• Job: Pull out every line in the data that has the string "nhập" in it.

• Data entries:
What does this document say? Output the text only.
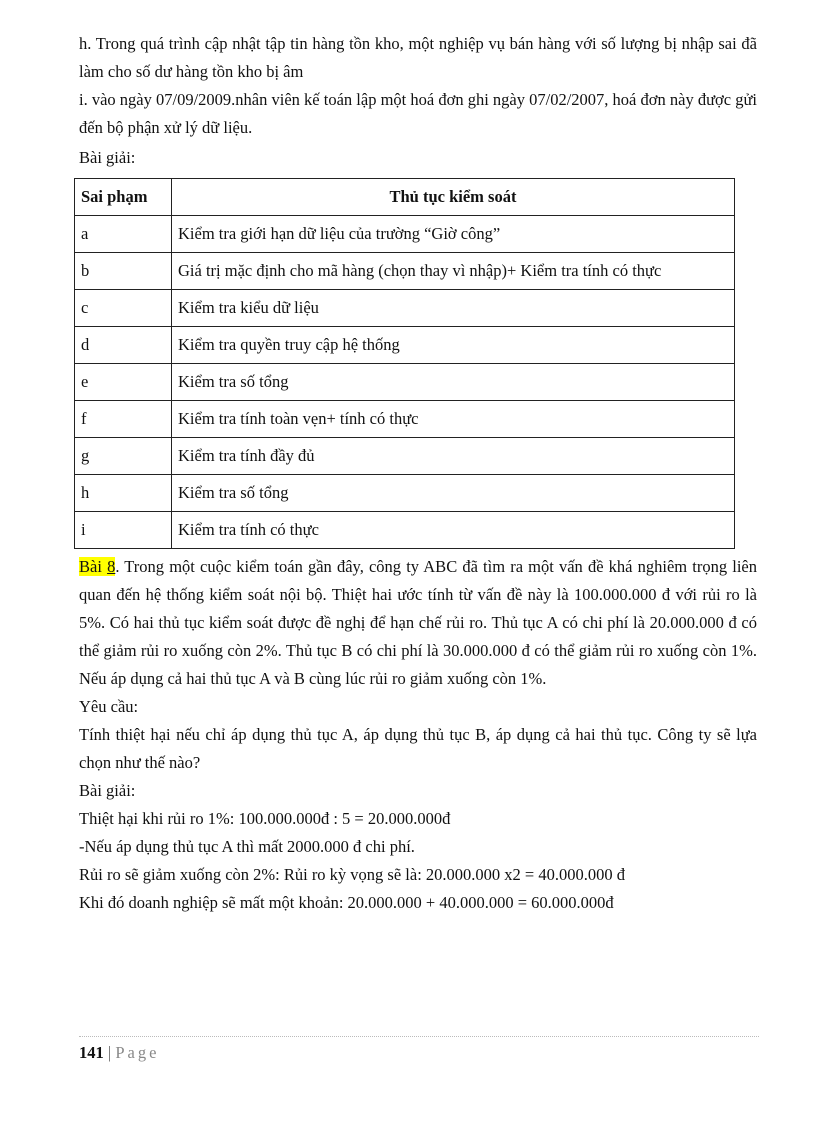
h. Trong quá trình cập nhật tập tin hàng tồn kho, một nghiệp vụ bán hàng với số lượng bị nhập sai đã làm cho số dư hàng tồn kho bị âm

i. vào ngày 07/09/2009.nhân viên kế toán lập một hoá đơn ghi ngày 07/02/2007, hoá đơn này được gửi đến bộ phận xử lý dữ liệu.

Bài giải:

Sai phạm	Thủ tục kiểm soát
a	Kiểm tra giới hạn dữ liệu của trường “Giờ công”
b	Giá trị mặc định cho mã hàng (chọn thay vì nhập)+ Kiểm tra tính có thực
c	Kiểm tra kiểu dữ liệu
d	Kiểm tra quyền truy cập hệ thống
e	Kiểm tra số tổng
f	Kiểm tra tính toàn vẹn+ tính có thực
g	Kiểm tra tính đầy đủ
h	Kiểm tra số tổng
i	Kiểm tra tính có thực

Bài 8. Trong một cuộc kiểm toán gần đây, công ty ABC đã tìm ra một vấn đề khá nghiêm trọng liên quan đến hệ thống kiểm soát nội bộ. Thiệt hai ước tính từ vấn đề này là 100.000.000 đ với rủi ro là 5%. Có hai thủ tục kiểm soát được đề nghị để hạn chế rủi ro. Thủ tục A có chi phí là 20.000.000 đ có thể giảm rủi ro xuống còn 2%. Thủ tục B có chi phí là 30.000.000 đ có thể giảm rủi ro xuống còn 1%. Nếu áp dụng cả hai thủ tục A và B cùng lúc rủi ro giảm xuống còn 1%.

Yêu cầu:

Tính thiệt hại nếu chỉ áp dụng thủ tục A, áp dụng thủ tục B, áp dụng cả hai thủ tục. Công ty sẽ lựa chọn như thế nào?

Bài giải:

Thiệt hại khi rủi ro 1%: 100.000.000đ : 5 = 20.000.000đ

-Nếu áp dụng thủ tục A thì mất 2000.000 đ chi phí.

Rủi ro sẽ giảm xuống còn 2%: Rủi ro kỳ vọng sẽ là: 20.000.000 x2 = 40.000.000 đ

Khi đó doanh nghiệp sẽ mất một khoản: 20.000.000 + 40.000.000 = 60.000.000đ

141 | Page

• Task response:
h. Trong quá trình cập nhật tập tin hàng tồn kho, một nghiệp vụ bán hàng với số lượng bị nhập sai đã làm cho số dư hàng tồn kho bị âm
b	Giá trị mặc định cho mã hàng (chọn thay vì nhập)+ Kiểm tra tính có thực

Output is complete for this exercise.